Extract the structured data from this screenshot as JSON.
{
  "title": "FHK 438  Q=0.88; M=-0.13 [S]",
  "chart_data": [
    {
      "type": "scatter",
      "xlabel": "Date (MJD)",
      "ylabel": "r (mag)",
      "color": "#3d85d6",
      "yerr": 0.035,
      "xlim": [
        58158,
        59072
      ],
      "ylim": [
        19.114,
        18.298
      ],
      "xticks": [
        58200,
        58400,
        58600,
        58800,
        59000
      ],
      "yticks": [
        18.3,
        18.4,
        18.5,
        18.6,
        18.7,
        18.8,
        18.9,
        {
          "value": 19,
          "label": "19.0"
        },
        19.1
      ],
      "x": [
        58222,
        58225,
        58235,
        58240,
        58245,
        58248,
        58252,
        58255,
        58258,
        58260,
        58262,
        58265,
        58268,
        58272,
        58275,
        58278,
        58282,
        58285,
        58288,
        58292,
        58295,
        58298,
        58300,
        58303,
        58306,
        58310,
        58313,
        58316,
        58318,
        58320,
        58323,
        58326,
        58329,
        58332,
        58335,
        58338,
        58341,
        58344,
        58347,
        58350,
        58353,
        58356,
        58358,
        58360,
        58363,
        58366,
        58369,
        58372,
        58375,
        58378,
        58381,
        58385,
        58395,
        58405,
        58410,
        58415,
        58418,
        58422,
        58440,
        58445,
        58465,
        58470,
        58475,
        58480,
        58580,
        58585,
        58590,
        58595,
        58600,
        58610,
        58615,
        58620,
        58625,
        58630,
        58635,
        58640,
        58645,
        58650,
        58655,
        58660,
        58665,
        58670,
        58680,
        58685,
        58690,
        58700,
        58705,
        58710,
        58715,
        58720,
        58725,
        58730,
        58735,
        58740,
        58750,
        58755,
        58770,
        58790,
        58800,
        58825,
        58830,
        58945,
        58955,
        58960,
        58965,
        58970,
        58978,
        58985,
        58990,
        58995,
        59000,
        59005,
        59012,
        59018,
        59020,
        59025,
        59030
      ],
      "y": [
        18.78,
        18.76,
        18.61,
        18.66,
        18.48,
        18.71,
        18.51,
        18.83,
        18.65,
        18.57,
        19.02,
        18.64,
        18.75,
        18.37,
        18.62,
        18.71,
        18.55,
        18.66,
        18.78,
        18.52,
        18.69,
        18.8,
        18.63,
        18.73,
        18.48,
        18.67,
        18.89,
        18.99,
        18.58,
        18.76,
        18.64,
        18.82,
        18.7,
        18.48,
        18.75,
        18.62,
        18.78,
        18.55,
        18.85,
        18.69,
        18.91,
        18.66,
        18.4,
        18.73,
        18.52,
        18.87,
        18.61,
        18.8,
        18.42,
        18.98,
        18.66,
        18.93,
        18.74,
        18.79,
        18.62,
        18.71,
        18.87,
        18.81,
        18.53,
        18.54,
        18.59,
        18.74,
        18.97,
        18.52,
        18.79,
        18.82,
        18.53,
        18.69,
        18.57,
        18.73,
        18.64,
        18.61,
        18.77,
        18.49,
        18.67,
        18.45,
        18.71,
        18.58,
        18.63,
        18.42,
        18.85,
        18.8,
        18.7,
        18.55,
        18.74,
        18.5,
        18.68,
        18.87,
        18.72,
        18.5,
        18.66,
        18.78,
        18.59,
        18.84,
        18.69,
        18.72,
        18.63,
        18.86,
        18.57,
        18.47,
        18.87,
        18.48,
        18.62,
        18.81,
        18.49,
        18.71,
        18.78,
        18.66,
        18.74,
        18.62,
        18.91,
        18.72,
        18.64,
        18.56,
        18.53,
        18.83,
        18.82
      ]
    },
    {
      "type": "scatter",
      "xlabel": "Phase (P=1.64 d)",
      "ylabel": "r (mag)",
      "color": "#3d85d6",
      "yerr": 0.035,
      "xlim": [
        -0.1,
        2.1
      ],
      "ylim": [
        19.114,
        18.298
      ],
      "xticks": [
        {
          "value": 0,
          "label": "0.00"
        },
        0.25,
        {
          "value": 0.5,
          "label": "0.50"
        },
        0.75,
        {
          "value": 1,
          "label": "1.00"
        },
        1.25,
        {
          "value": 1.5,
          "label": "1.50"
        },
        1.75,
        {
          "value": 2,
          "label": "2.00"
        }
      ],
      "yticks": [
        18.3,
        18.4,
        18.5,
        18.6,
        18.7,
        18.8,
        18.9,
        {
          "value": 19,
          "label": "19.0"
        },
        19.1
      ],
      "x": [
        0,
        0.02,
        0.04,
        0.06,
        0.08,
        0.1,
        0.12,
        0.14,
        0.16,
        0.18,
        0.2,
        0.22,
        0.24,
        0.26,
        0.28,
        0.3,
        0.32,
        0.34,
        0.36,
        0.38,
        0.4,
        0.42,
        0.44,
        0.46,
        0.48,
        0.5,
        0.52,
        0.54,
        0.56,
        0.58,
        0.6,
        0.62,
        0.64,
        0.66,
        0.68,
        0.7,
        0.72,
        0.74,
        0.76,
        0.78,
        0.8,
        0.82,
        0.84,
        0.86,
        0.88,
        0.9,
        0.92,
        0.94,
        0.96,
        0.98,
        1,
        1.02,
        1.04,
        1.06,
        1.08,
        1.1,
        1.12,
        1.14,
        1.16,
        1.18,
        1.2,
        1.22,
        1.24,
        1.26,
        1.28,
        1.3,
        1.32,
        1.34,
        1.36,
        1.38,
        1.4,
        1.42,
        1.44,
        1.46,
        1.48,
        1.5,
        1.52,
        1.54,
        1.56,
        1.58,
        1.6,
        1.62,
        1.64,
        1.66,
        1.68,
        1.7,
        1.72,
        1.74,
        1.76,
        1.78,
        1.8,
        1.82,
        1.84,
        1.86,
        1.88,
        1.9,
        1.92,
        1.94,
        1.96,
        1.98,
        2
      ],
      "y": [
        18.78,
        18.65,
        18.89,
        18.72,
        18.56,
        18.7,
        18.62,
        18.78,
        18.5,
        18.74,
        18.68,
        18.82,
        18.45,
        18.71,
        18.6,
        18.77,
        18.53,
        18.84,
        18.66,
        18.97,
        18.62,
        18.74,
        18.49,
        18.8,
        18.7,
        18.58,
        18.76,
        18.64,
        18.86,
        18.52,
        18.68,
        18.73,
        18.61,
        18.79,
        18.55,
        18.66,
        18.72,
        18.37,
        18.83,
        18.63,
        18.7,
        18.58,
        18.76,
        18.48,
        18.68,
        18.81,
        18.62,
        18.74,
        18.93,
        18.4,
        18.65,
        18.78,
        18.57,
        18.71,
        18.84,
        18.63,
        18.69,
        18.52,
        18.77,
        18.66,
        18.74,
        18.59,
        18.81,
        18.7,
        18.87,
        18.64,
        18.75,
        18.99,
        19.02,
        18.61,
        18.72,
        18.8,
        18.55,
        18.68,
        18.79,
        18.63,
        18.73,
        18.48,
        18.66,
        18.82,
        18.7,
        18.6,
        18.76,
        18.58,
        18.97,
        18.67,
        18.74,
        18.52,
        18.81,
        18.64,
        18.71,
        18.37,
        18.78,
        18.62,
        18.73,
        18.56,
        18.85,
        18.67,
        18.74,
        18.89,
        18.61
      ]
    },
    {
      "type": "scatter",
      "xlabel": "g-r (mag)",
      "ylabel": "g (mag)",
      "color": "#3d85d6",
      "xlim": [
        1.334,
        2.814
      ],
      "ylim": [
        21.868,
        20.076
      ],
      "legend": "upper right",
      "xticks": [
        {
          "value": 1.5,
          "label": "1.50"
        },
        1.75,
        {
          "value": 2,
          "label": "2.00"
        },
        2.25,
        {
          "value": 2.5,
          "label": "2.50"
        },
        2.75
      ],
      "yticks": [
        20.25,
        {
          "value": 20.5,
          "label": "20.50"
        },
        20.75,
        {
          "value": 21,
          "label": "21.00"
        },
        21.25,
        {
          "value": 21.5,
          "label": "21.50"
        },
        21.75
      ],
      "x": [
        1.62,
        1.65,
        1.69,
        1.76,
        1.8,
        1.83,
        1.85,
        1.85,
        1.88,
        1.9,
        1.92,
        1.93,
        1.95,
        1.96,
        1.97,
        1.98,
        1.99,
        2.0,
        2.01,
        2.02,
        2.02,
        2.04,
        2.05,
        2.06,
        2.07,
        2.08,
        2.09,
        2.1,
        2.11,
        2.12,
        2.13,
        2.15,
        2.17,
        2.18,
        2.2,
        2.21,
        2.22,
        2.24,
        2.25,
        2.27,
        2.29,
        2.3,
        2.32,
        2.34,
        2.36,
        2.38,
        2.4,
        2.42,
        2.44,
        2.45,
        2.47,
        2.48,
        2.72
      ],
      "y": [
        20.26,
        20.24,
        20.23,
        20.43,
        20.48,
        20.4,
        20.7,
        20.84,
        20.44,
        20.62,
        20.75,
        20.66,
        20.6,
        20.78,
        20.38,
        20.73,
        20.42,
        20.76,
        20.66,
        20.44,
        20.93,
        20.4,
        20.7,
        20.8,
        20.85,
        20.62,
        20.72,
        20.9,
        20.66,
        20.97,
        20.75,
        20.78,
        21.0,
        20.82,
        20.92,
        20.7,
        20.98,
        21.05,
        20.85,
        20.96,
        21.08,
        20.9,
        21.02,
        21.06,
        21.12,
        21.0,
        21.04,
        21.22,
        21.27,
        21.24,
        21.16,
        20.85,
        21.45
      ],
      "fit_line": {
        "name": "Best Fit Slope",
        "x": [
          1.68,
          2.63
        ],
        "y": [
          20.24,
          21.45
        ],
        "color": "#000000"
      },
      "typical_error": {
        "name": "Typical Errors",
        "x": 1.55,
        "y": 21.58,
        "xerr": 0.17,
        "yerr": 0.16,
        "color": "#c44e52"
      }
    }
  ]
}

#### WHAT THE TASK REQUIRES
From the data above, pick out each line containing "name" and copy it.

#### TASK ANSWER
        "name": "Best Fit Slope",
        "name": "Typical Errors",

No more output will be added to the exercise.